* **Records to process**:
○ ○ ○

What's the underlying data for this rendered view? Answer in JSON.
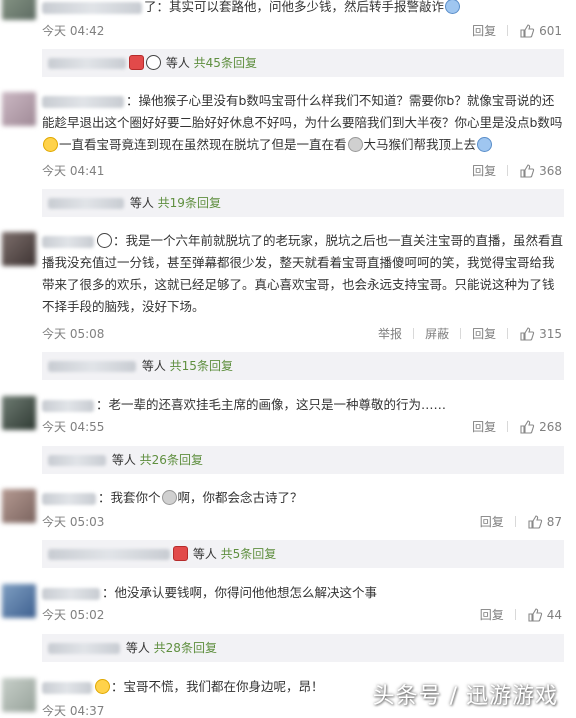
{
  "actions": {
    "reply": "回复",
    "report": "举报",
    "block": "屏蔽"
  },
  "comments": [
    {
      "text": "了：其实可以套路他，问他多少钱，然后转手报警敲诈",
      "time": "今天 04:42",
      "likes": "601"
    },
    {
      "reply_summary": {
        "suffix": "等人",
        "count": "共45条回复"
      }
    },
    {
      "text": "：操他猴子心里没有b数吗宝哥什么样我们不知道？需要你b？就像宝哥说的还能趁早退出这个圈好好要二胎好好休息不好吗，为什么要陪我们到大半夜？你心里是没点b数吗",
      "text_tail": "一直看宝哥竟连到现在虽然现在脱坑了但是一直在看",
      "text_end": "大马猴们帮我顶上去",
      "time": "今天 04:41",
      "likes": "368"
    },
    {
      "reply_summary": {
        "suffix": "等人",
        "count": "共19条回复"
      }
    },
    {
      "text": "：我是一个六年前就脱坑了的老玩家，脱坑之后也一直关注宝哥的直播，虽然看直播我没充值过一分钱，甚至弹幕都很少发，整天就看着宝哥直播傻呵呵的笑，我觉得宝哥给我带来了很多的欢乐，这就已经足够了。真心喜欢宝哥，也会永远支持宝哥。只能说这种为了钱不择手段的脑残，没好下场。",
      "time": "今天 05:08",
      "likes": "315"
    },
    {
      "reply_summary": {
        "suffix": "等人",
        "count": "共15条回复"
      }
    },
    {
      "text": "：老一辈的还喜欢挂毛主席的画像，这只是一种尊敬的行为……",
      "time": "今天 04:55",
      "likes": "268"
    },
    {
      "reply_summary": {
        "suffix": "等人",
        "count": "共26条回复"
      }
    },
    {
      "text": "：我套你个",
      "text_end": "啊，你都会念古诗了？",
      "time": "今天 05:03",
      "likes": "87"
    },
    {
      "reply_summary": {
        "suffix": "等人",
        "count": "共5条回复"
      }
    },
    {
      "text": "：他没承认要钱啊，你得问他他想怎么解决这个事",
      "time": "今天 05:02",
      "likes": "44"
    },
    {
      "reply_summary": {
        "suffix": "等人",
        "count": "共28条回复"
      }
    },
    {
      "text": "：宝哥不慌，我们都在你身边呢，昂！",
      "time": "今天 04:37"
    }
  ],
  "watermark": "头条号 / 迅游游戏",
  "colors": {
    "reply_count": "#5f8f3f",
    "reply_bar_bg": "#f2f2f5",
    "meta_text": "#808080"
  }
}
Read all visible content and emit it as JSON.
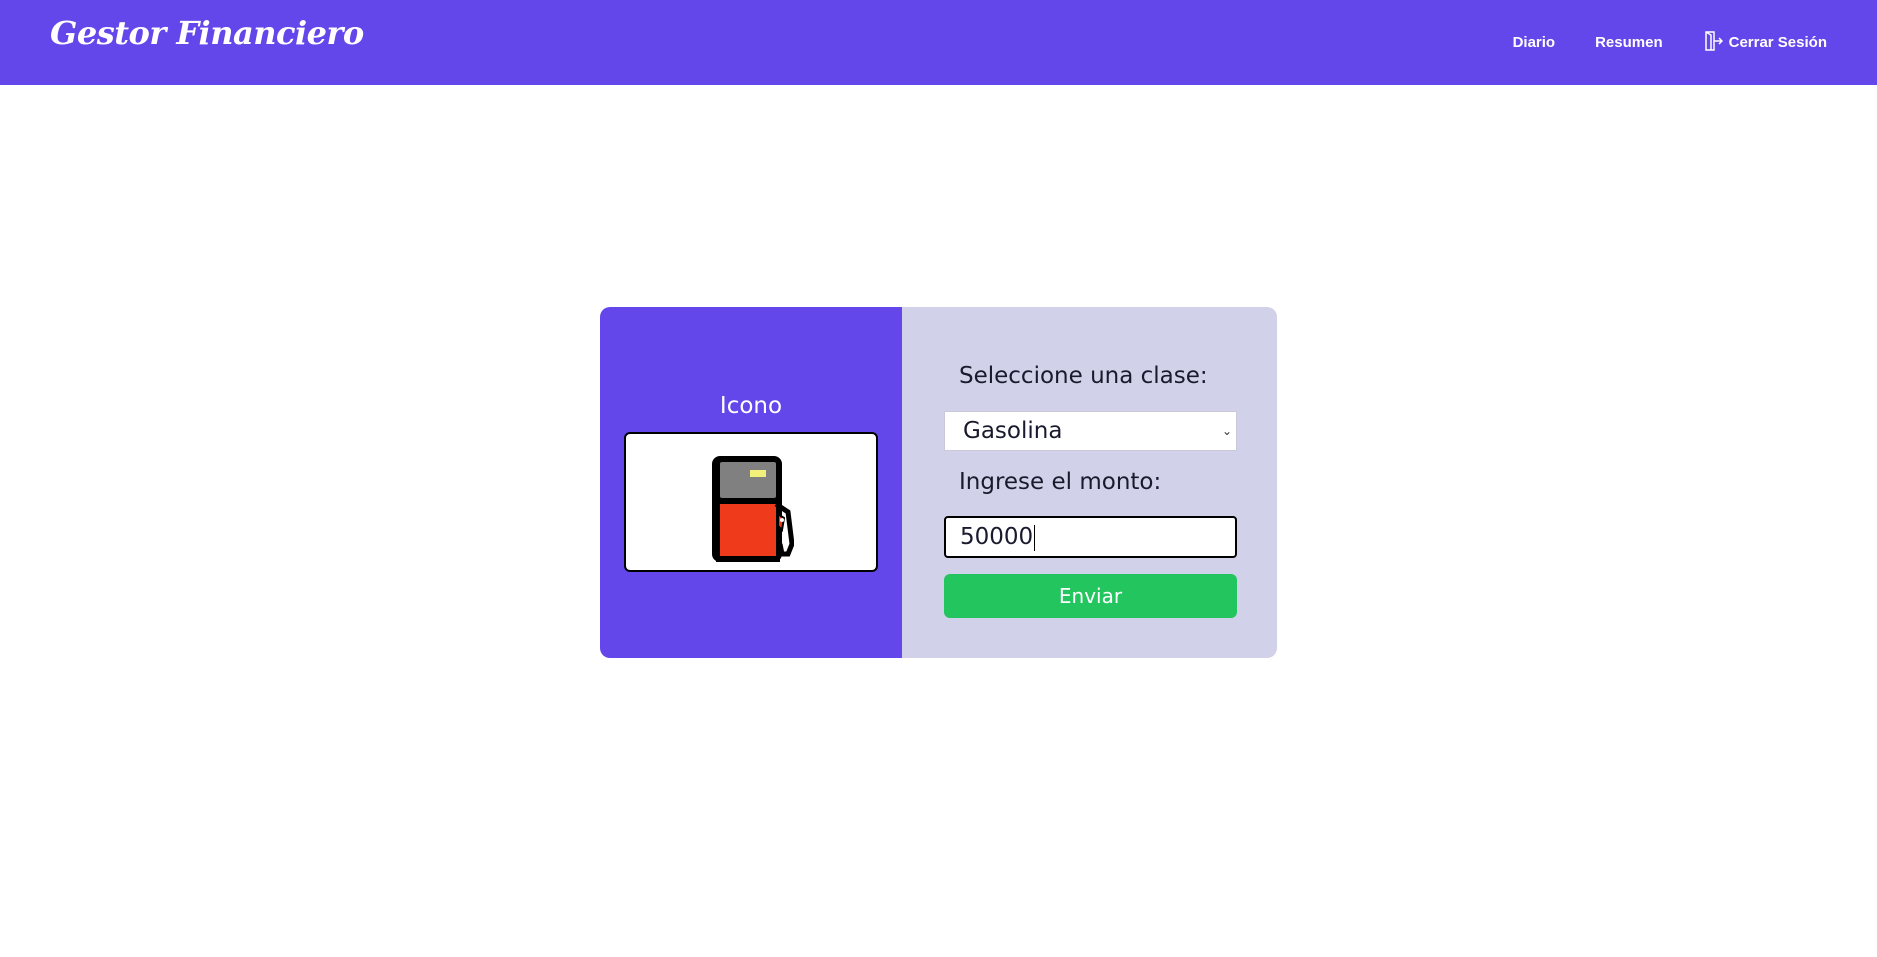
{
  "header": {
    "brand": "Gestor Financiero",
    "nav": {
      "diario": "Diario",
      "resumen": "Resumen",
      "logout": "Cerrar Sesión"
    }
  },
  "icon_panel": {
    "title": "Icono",
    "icon": "gas-pump-icon"
  },
  "form": {
    "class_label": "Seleccione una clase:",
    "class_selected": "Gasolina",
    "amount_label": "Ingrese el monto:",
    "amount_value": "50000",
    "submit_label": "Enviar"
  },
  "colors": {
    "primary": "#6347ea",
    "panel": "#d1d1e9",
    "submit": "#22c55e"
  }
}
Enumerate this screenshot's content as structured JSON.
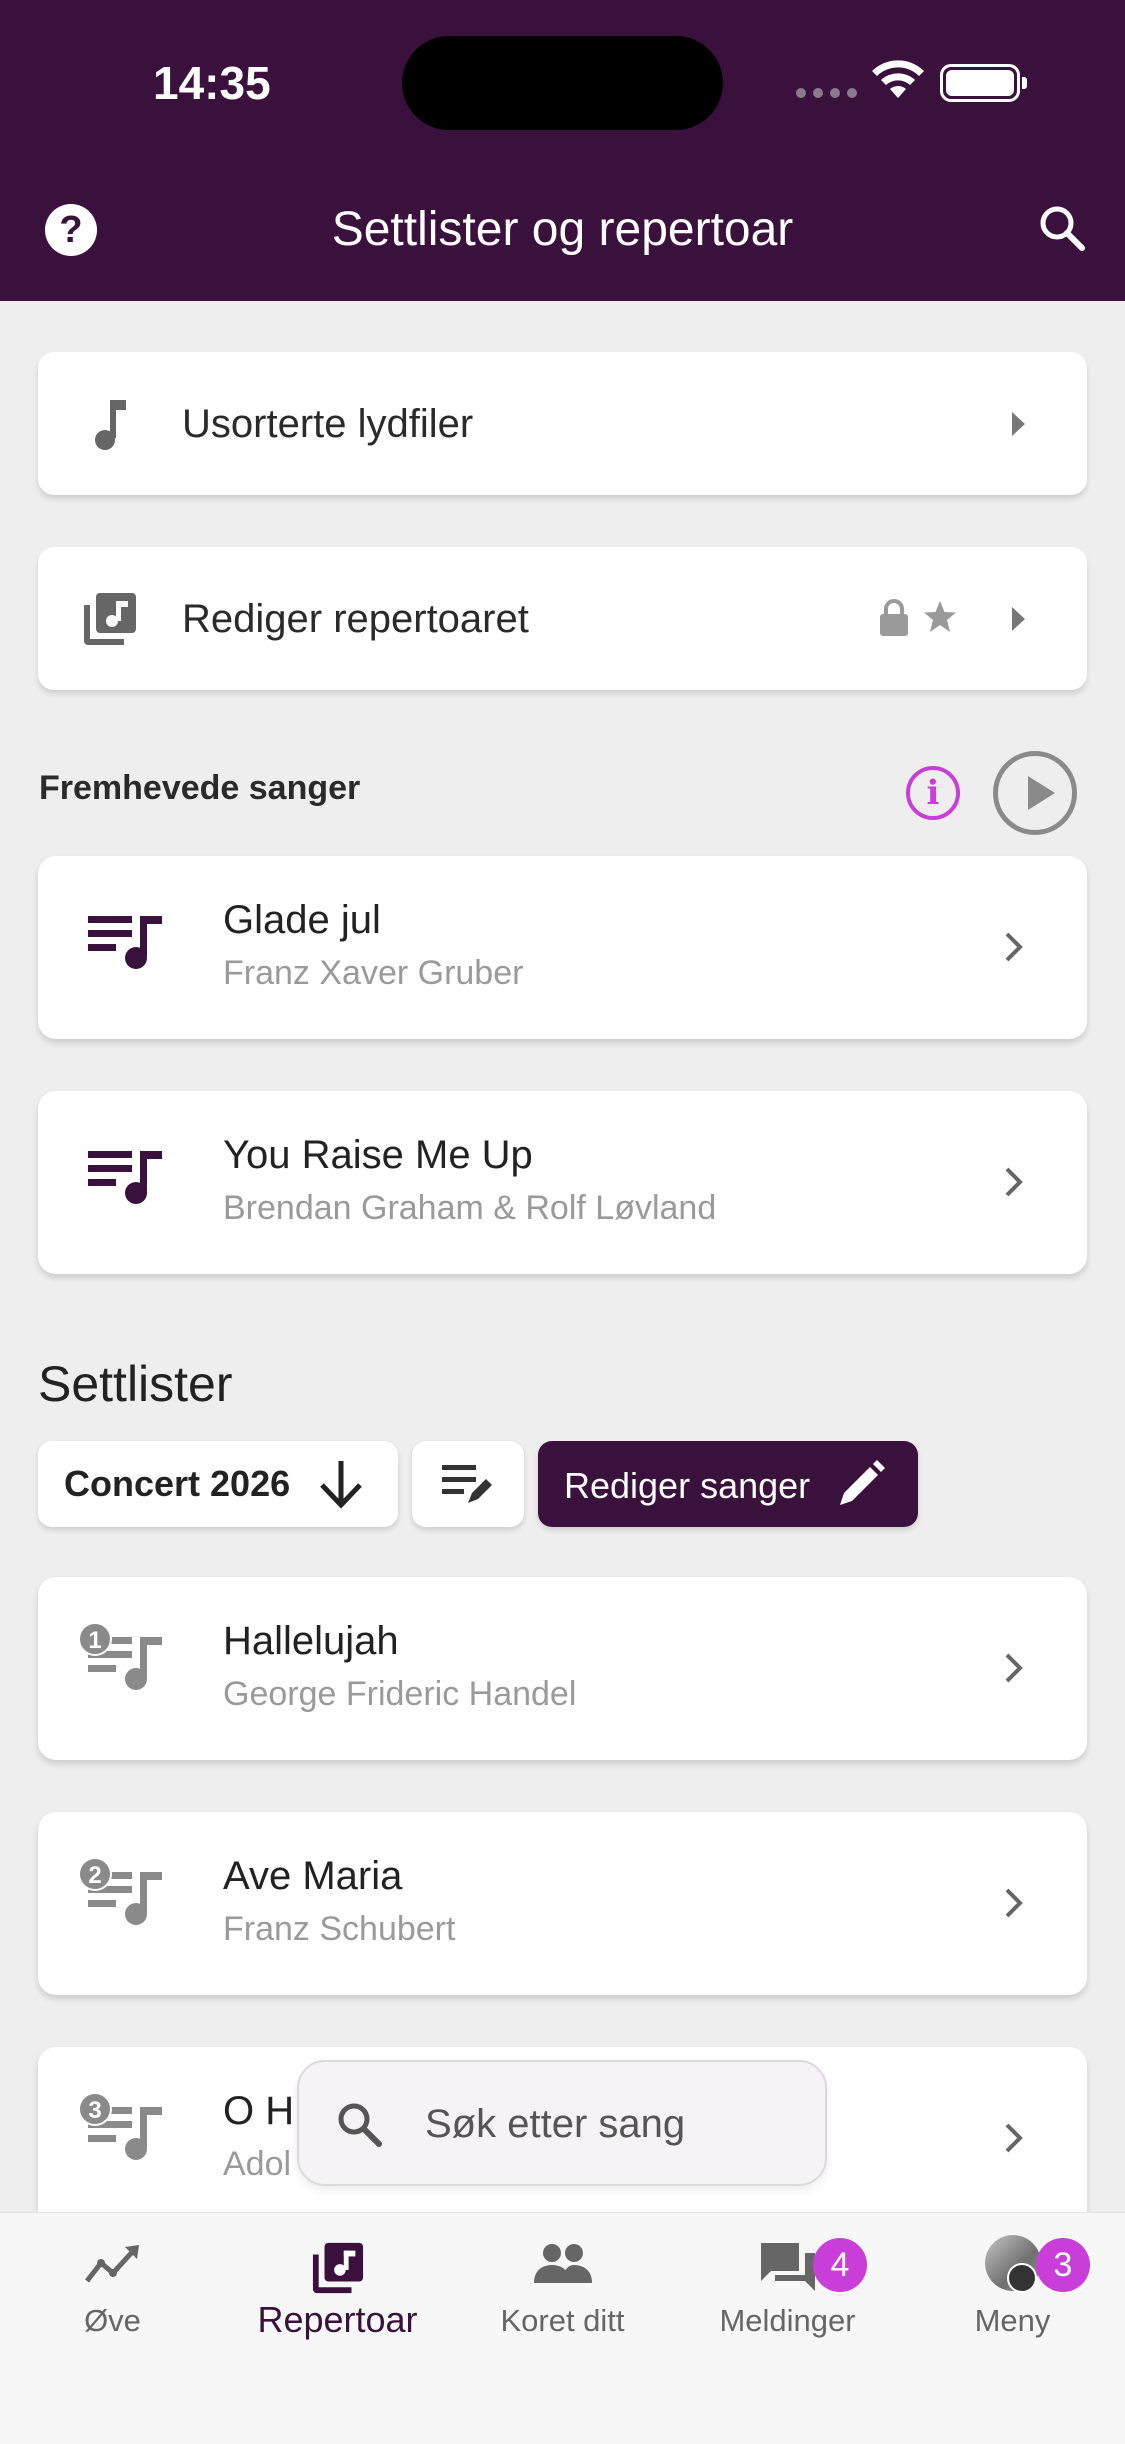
{
  "status_bar": {
    "time": "14:35"
  },
  "header": {
    "title": "Settlister og repertoar",
    "help_icon": "help-circle-icon",
    "search_icon": "search-icon",
    "background": "#3a113c"
  },
  "menu_cards": [
    {
      "label": "Usorterte lydfiler",
      "icon": "music-note-icon"
    },
    {
      "label": "Rediger repertoaret",
      "icon": "library-music-icon",
      "extra_icons": [
        "lock-icon",
        "star-icon"
      ]
    }
  ],
  "featured": {
    "heading": "Fremhevede sanger",
    "accent": "#c93ed8",
    "songs": [
      {
        "title": "Glade jul",
        "composer": "Franz Xaver Gruber"
      },
      {
        "title": "You Raise Me Up",
        "composer": "Brendan Graham & Rolf Løvland"
      }
    ]
  },
  "setlists": {
    "heading": "Settlister",
    "selected": "Concert 2026",
    "edit_songs_label": "Rediger sanger",
    "songs": [
      {
        "number": "1",
        "title": "Hallelujah",
        "composer": "George Frideric Handel"
      },
      {
        "number": "2",
        "title": "Ave Maria",
        "composer": "Franz Schubert"
      },
      {
        "number": "3",
        "title": "O H",
        "composer": "Adol"
      }
    ]
  },
  "search": {
    "placeholder": "Søk etter sang"
  },
  "bottom_nav": {
    "items": [
      {
        "label": "Øve",
        "icon": "trending-icon"
      },
      {
        "label": "Repertoar",
        "icon": "library-music-icon",
        "active": true
      },
      {
        "label": "Koret ditt",
        "icon": "people-icon"
      },
      {
        "label": "Meldinger",
        "icon": "forum-icon",
        "badge": "4"
      },
      {
        "label": "Meny",
        "icon": "avatar-icon",
        "badge": "3"
      }
    ]
  }
}
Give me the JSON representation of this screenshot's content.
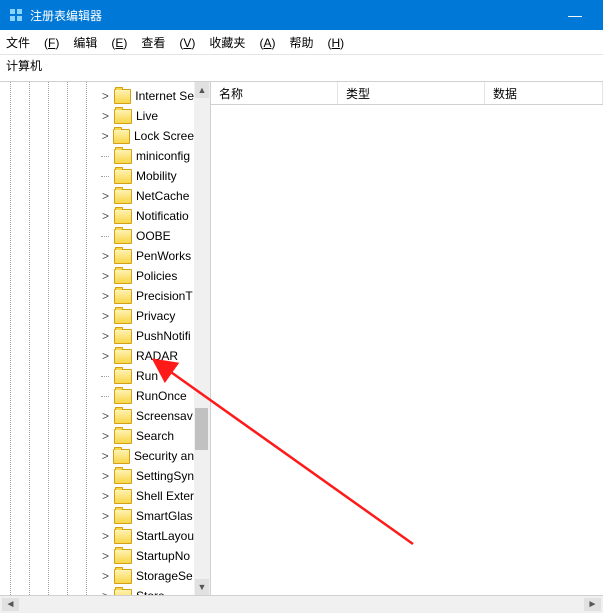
{
  "window": {
    "title": "注册表编辑器"
  },
  "menu": {
    "file": {
      "label": "文件",
      "hotkey": "F"
    },
    "edit": {
      "label": "编辑",
      "hotkey": "E"
    },
    "view": {
      "label": "查看",
      "hotkey": "V"
    },
    "fav": {
      "label": "收藏夹",
      "hotkey": "A"
    },
    "help": {
      "label": "帮助",
      "hotkey": "H"
    }
  },
  "address": "计算机",
  "columns": {
    "name": "名称",
    "type": "类型",
    "data": "数据"
  },
  "tree": [
    {
      "label": "Internet Se",
      "exp": ">"
    },
    {
      "label": "Live",
      "exp": ">"
    },
    {
      "label": "Lock Scree",
      "exp": ">"
    },
    {
      "label": "miniconfig",
      "exp": ""
    },
    {
      "label": "Mobility",
      "exp": ""
    },
    {
      "label": "NetCache",
      "exp": ">"
    },
    {
      "label": "Notificatio",
      "exp": ">"
    },
    {
      "label": "OOBE",
      "exp": ""
    },
    {
      "label": "PenWorks",
      "exp": ">"
    },
    {
      "label": "Policies",
      "exp": ">"
    },
    {
      "label": "PrecisionT",
      "exp": ">"
    },
    {
      "label": "Privacy",
      "exp": ">"
    },
    {
      "label": "PushNotifi",
      "exp": ">"
    },
    {
      "label": "RADAR",
      "exp": ">"
    },
    {
      "label": "Run",
      "exp": ""
    },
    {
      "label": "RunOnce",
      "exp": ""
    },
    {
      "label": "Screensav",
      "exp": ">"
    },
    {
      "label": "Search",
      "exp": ">"
    },
    {
      "label": "Security an",
      "exp": ">"
    },
    {
      "label": "SettingSyn",
      "exp": ">"
    },
    {
      "label": "Shell Exter",
      "exp": ">"
    },
    {
      "label": "SmartGlas",
      "exp": ">"
    },
    {
      "label": "StartLayou",
      "exp": ">"
    },
    {
      "label": "StartupNo",
      "exp": ">"
    },
    {
      "label": "StorageSe",
      "exp": ">"
    },
    {
      "label": "Store",
      "exp": ">"
    }
  ]
}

○ ○ ○

* **Aim**: In your copy of the listing above, reproduce each line exactly and omit all pictures.

* **Completed exercise**:
What's the underlying data for this rendered view? Answer in JSON.
{
  "actions": {
    "reply": "回复",
    "report": "举报",
    "block": "屏蔽"
  },
  "comments": [
    {
      "text": "了：其实可以套路他，问他多少钱，然后转手报警敲诈",
      "time": "今天 04:42",
      "likes": "601"
    },
    {
      "reply_summary": {
        "suffix": "等人",
        "count": "共45条回复"
      }
    },
    {
      "text": "：操他猴子心里没有b数吗宝哥什么样我们不知道？需要你b？就像宝哥说的还能趁早退出这个圈好好要二胎好好休息不好吗，为什么要陪我们到大半夜？你心里是没点b数吗",
      "text_tail": "一直看宝哥竟连到现在虽然现在脱坑了但是一直在看",
      "text_end": "大马猴们帮我顶上去",
      "time": "今天 04:41",
      "likes": "368"
    },
    {
      "reply_summary": {
        "suffix": "等人",
        "count": "共19条回复"
      }
    },
    {
      "text": "：我是一个六年前就脱坑了的老玩家，脱坑之后也一直关注宝哥的直播，虽然看直播我没充值过一分钱，甚至弹幕都很少发，整天就看着宝哥直播傻呵呵的笑，我觉得宝哥给我带来了很多的欢乐，这就已经足够了。真心喜欢宝哥，也会永远支持宝哥。只能说这种为了钱不择手段的脑残，没好下场。",
      "time": "今天 05:08",
      "likes": "315"
    },
    {
      "reply_summary": {
        "suffix": "等人",
        "count": "共15条回复"
      }
    },
    {
      "text": "：老一辈的还喜欢挂毛主席的画像，这只是一种尊敬的行为……",
      "time": "今天 04:55",
      "likes": "268"
    },
    {
      "reply_summary": {
        "suffix": "等人",
        "count": "共26条回复"
      }
    },
    {
      "text": "：我套你个",
      "text_end": "啊，你都会念古诗了？",
      "time": "今天 05:03",
      "likes": "87"
    },
    {
      "reply_summary": {
        "suffix": "等人",
        "count": "共5条回复"
      }
    },
    {
      "text": "：他没承认要钱啊，你得问他他想怎么解决这个事",
      "time": "今天 05:02",
      "likes": "44"
    },
    {
      "reply_summary": {
        "suffix": "等人",
        "count": "共28条回复"
      }
    },
    {
      "text": "：宝哥不慌，我们都在你身边呢，昂！",
      "time": "今天 04:37"
    }
  ],
  "watermark": "头条号 / 迅游游戏",
  "colors": {
    "reply_count": "#5f8f3f",
    "reply_bar_bg": "#f2f2f5",
    "meta_text": "#808080"
  }
}
Read all visible content and emit it as JSON.
{
  "header": {
    "brand": "Gestor Financiero",
    "nav": {
      "diario": "Diario",
      "resumen": "Resumen",
      "logout": "Cerrar Sesión"
    }
  },
  "icon_panel": {
    "title": "Icono",
    "icon": "gas-pump-icon"
  },
  "form": {
    "class_label": "Seleccione una clase:",
    "class_selected": "Gasolina",
    "amount_label": "Ingrese el monto:",
    "amount_value": "50000",
    "submit_label": "Enviar"
  },
  "colors": {
    "primary": "#6347ea",
    "panel": "#d1d1e9",
    "submit": "#22c55e"
  }
}
Enumerate this screenshot's content as structured JSON.
{
  "status_bar": {
    "time": "14:35"
  },
  "header": {
    "title": "Settlister og repertoar",
    "help_icon": "help-circle-icon",
    "search_icon": "search-icon",
    "background": "#3a113c"
  },
  "menu_cards": [
    {
      "label": "Usorterte lydfiler",
      "icon": "music-note-icon"
    },
    {
      "label": "Rediger repertoaret",
      "icon": "library-music-icon",
      "extra_icons": [
        "lock-icon",
        "star-icon"
      ]
    }
  ],
  "featured": {
    "heading": "Fremhevede sanger",
    "accent": "#c93ed8",
    "songs": [
      {
        "title": "Glade jul",
        "composer": "Franz Xaver Gruber"
      },
      {
        "title": "You Raise Me Up",
        "composer": "Brendan Graham & Rolf Løvland"
      }
    ]
  },
  "setlists": {
    "heading": "Settlister",
    "selected": "Concert 2026",
    "edit_songs_label": "Rediger sanger",
    "songs": [
      {
        "number": "1",
        "title": "Hallelujah",
        "composer": "George Frideric Handel"
      },
      {
        "number": "2",
        "title": "Ave Maria",
        "composer": "Franz Schubert"
      },
      {
        "number": "3",
        "title": "O H",
        "composer": "Adol"
      }
    ]
  },
  "search": {
    "placeholder": "Søk etter sang"
  },
  "bottom_nav": {
    "items": [
      {
        "label": "Øve",
        "icon": "trending-icon"
      },
      {
        "label": "Repertoar",
        "icon": "library-music-icon",
        "active": true
      },
      {
        "label": "Koret ditt",
        "icon": "people-icon"
      },
      {
        "label": "Meldinger",
        "icon": "forum-icon",
        "badge": "4"
      },
      {
        "label": "Meny",
        "icon": "avatar-icon",
        "badge": "3"
      }
    ]
  }
}
Give me the JSON representation of this screenshot's content.
{
  "window": {
    "title": "注册表编辑器"
  },
  "menu": {
    "file": {
      "label": "文件",
      "hotkey": "F"
    },
    "edit": {
      "label": "编辑",
      "hotkey": "E"
    },
    "view": {
      "label": "查看",
      "hotkey": "V"
    },
    "fav": {
      "label": "收藏夹",
      "hotkey": "A"
    },
    "help": {
      "label": "帮助",
      "hotkey": "H"
    }
  },
  "address": "计算机",
  "columns": {
    "name": "名称",
    "type": "类型",
    "data": "数据"
  },
  "tree": [
    {
      "label": "Internet Se",
      "exp": ">"
    },
    {
      "label": "Live",
      "exp": ">"
    },
    {
      "label": "Lock Scree",
      "exp": ">"
    },
    {
      "label": "miniconfig",
      "exp": ""
    },
    {
      "label": "Mobility",
      "exp": ""
    },
    {
      "label": "NetCache",
      "exp": ">"
    },
    {
      "label": "Notificatio",
      "exp": ">"
    },
    {
      "label": "OOBE",
      "exp": ""
    },
    {
      "label": "PenWorks",
      "exp": ">"
    },
    {
      "label": "Policies",
      "exp": ">"
    },
    {
      "label": "PrecisionT",
      "exp": ">"
    },
    {
      "label": "Privacy",
      "exp": ">"
    },
    {
      "label": "PushNotifi",
      "exp": ">"
    },
    {
      "label": "RADAR",
      "exp": ">"
    },
    {
      "label": "Run",
      "exp": ""
    },
    {
      "label": "RunOnce",
      "exp": ""
    },
    {
      "label": "Screensav",
      "exp": ">"
    },
    {
      "label": "Search",
      "exp": ">"
    },
    {
      "label": "Security an",
      "exp": ">"
    },
    {
      "label": "SettingSyn",
      "exp": ">"
    },
    {
      "label": "Shell Exter",
      "exp": ">"
    },
    {
      "label": "SmartGlas",
      "exp": ">"
    },
    {
      "label": "StartLayou",
      "exp": ">"
    },
    {
      "label": "StartupNo",
      "exp": ">"
    },
    {
      "label": "StorageSe",
      "exp": ">"
    },
    {
      "label": "Store",
      "exp": ">"
    }
  ]
}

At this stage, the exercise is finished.